[AIM] Find each line containing the string "Фокина" and return it.

[SUPPLIED DATA]

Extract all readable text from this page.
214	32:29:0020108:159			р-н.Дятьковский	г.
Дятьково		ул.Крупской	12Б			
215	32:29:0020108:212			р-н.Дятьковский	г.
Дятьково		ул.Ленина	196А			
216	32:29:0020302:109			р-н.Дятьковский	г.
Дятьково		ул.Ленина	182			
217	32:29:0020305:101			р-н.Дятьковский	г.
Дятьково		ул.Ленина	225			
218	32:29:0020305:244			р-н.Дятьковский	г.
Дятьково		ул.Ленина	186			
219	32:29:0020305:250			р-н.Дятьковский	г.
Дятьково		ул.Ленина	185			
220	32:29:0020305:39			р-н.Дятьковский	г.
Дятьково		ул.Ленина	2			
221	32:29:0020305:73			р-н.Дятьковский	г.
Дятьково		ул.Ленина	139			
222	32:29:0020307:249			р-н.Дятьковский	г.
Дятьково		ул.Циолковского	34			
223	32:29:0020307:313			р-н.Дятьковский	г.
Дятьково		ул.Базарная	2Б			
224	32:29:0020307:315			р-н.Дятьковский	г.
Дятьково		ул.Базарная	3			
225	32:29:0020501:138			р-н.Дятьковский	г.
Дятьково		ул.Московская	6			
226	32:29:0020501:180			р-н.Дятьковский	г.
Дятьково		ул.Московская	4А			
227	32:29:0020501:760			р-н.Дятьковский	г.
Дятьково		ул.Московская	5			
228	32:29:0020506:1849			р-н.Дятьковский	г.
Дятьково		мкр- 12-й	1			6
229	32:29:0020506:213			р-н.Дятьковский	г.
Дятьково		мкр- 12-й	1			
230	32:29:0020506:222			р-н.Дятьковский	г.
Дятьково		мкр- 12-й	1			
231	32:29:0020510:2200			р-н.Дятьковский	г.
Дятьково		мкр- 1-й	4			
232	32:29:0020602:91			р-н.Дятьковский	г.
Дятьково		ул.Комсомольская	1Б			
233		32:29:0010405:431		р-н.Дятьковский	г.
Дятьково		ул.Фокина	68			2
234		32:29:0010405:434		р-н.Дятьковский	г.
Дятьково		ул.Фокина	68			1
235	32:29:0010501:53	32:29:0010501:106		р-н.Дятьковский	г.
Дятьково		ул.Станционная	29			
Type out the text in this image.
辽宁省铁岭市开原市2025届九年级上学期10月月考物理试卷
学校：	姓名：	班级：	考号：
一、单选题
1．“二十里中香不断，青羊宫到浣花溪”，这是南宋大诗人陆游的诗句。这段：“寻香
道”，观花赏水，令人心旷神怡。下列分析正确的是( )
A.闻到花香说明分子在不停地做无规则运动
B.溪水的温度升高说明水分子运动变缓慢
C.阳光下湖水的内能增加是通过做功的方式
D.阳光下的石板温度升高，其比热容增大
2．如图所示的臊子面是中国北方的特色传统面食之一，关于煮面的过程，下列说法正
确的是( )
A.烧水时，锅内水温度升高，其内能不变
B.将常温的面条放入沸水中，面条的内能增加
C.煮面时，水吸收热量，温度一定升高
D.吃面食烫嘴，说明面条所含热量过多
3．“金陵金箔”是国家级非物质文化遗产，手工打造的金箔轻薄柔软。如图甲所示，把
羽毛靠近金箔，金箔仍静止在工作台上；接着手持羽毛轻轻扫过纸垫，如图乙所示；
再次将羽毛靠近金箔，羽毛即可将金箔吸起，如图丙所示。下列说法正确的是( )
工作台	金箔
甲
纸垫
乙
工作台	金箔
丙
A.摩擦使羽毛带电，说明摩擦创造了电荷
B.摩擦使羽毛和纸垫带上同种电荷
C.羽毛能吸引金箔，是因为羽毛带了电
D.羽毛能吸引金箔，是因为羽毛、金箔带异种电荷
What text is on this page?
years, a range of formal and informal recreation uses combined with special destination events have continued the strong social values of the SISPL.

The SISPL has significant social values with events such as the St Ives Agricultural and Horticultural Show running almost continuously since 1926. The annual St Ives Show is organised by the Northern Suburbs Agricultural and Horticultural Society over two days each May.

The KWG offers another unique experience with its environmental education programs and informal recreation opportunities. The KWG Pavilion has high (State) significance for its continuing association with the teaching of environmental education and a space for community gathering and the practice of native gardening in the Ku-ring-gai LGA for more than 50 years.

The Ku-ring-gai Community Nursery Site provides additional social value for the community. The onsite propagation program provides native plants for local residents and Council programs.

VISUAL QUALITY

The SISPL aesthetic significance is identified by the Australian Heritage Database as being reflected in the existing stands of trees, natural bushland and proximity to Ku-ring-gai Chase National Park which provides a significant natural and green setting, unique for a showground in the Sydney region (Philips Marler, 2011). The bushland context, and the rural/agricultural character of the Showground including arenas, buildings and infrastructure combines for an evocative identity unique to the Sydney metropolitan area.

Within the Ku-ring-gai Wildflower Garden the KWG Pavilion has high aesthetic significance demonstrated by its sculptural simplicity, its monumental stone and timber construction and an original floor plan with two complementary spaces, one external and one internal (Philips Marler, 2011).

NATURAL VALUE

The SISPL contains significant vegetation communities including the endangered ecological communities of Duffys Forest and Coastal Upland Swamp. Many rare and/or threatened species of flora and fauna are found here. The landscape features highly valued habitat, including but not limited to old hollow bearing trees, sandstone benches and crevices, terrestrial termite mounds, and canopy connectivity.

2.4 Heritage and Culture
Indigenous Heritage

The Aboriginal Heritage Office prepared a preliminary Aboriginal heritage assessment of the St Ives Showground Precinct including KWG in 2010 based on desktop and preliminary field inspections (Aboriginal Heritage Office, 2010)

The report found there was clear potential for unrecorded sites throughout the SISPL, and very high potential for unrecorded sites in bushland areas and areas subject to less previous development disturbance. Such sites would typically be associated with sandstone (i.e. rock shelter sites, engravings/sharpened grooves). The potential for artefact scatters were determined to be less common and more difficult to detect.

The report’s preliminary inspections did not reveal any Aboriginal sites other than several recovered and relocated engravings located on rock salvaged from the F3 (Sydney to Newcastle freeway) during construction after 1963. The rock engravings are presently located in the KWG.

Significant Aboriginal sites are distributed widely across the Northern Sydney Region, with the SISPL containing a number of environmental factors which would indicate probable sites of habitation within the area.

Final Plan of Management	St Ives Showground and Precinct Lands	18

[CORRECT RESPONSE]
Дятьково		ул.Фокина	68			2
Дятьково		ул.Фокина	68			1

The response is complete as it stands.